◆ EXERCISE DIRECTIONS ◆
Report only the number of lines in the records that contain the word "adversary".

◆ EXCERPTED RECORDS ◆
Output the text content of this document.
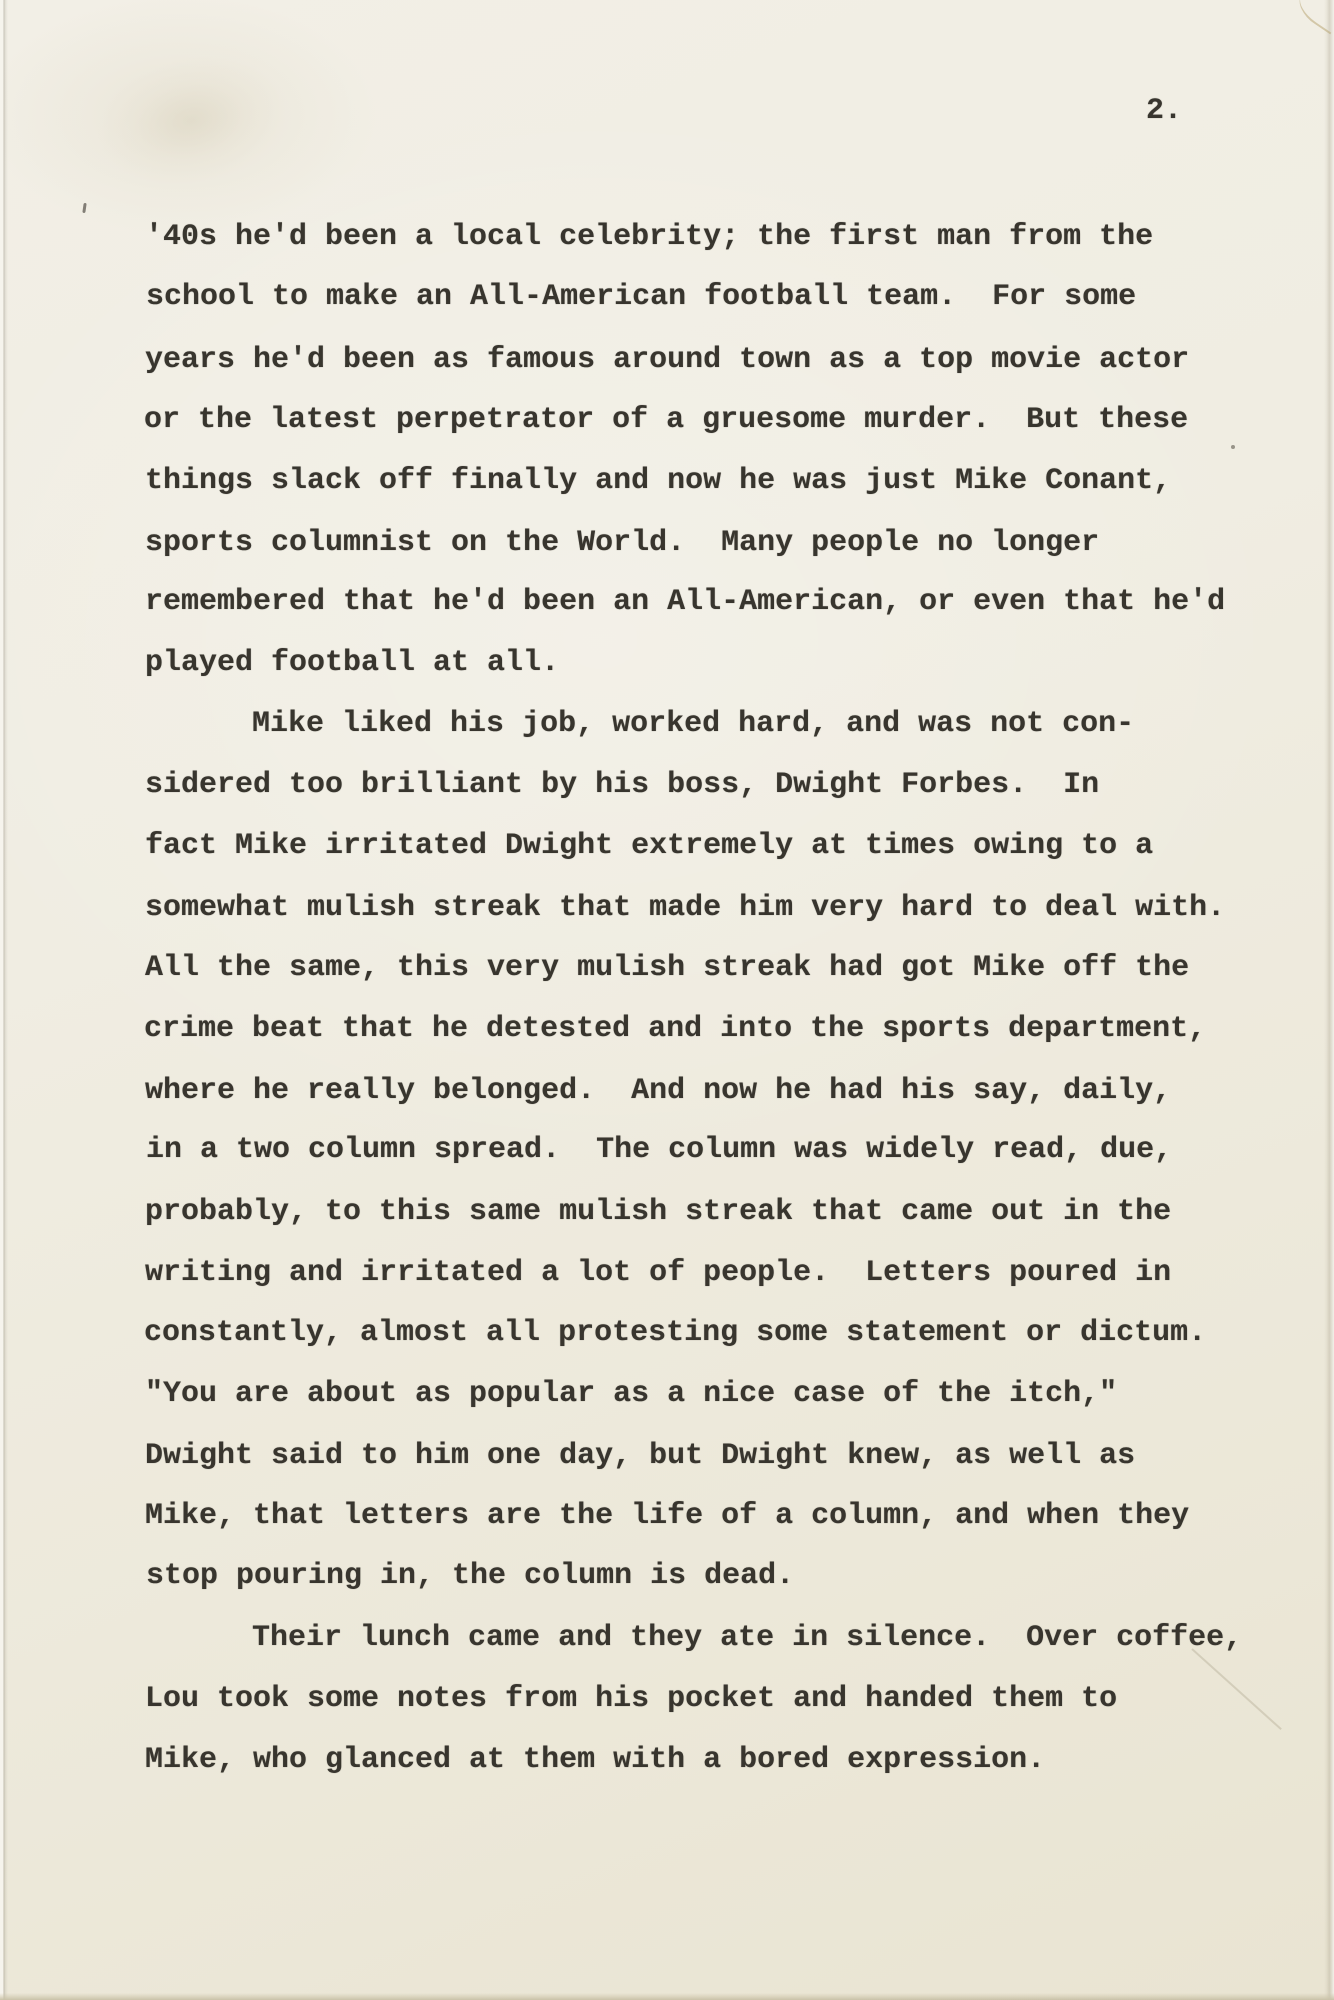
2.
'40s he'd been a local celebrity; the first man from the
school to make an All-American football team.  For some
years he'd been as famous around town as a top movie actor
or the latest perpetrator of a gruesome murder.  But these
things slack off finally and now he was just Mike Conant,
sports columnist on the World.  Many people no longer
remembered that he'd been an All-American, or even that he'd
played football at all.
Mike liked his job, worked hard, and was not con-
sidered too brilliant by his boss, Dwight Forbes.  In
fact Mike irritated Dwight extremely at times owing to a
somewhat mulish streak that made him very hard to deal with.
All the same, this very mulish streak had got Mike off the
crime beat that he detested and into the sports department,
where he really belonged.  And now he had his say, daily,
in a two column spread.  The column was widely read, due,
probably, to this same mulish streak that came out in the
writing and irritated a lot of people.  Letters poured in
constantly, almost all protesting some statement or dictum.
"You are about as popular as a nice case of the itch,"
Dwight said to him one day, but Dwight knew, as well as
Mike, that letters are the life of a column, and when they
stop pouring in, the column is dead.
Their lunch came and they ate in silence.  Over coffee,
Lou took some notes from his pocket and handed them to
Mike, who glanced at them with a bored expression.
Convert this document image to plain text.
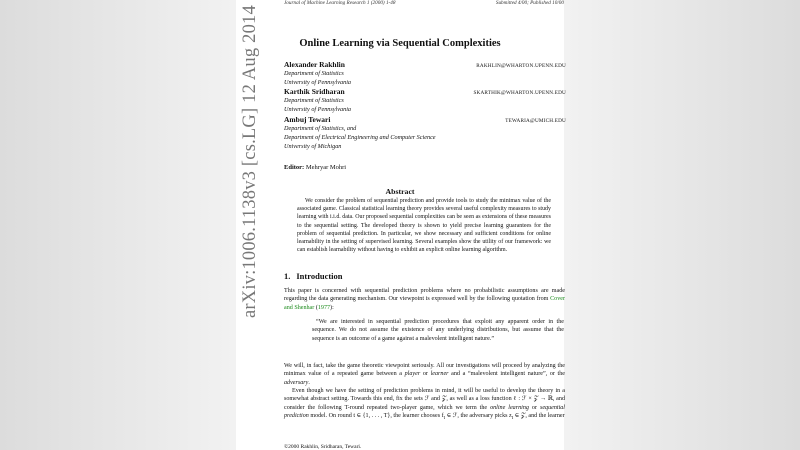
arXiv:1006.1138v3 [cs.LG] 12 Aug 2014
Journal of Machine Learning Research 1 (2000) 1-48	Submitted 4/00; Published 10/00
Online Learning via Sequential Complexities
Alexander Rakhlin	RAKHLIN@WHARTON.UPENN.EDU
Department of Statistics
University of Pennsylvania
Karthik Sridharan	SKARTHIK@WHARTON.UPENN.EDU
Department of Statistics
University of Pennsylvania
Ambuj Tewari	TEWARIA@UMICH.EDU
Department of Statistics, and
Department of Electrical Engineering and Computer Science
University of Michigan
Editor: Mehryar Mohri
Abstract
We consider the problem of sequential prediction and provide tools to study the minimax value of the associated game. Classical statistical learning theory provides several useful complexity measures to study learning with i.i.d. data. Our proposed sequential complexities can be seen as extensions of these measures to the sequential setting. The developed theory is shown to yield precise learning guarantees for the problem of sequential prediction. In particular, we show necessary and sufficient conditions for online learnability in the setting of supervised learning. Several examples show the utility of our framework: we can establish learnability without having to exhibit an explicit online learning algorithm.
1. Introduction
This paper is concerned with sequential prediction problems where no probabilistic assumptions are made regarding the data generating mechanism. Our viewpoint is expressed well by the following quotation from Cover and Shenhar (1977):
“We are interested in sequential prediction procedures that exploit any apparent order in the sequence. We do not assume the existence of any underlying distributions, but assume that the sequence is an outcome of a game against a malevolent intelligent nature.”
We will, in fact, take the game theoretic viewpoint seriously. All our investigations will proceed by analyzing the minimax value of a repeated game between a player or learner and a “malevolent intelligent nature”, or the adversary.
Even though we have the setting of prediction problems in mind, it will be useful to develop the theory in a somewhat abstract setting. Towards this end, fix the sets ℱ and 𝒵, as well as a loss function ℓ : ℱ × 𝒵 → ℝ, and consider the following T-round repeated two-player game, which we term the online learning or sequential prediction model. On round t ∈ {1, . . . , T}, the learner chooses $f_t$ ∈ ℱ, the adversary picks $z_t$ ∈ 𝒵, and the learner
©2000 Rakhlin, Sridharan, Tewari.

◆ ANSWER TO THE EXERCISE ◆
2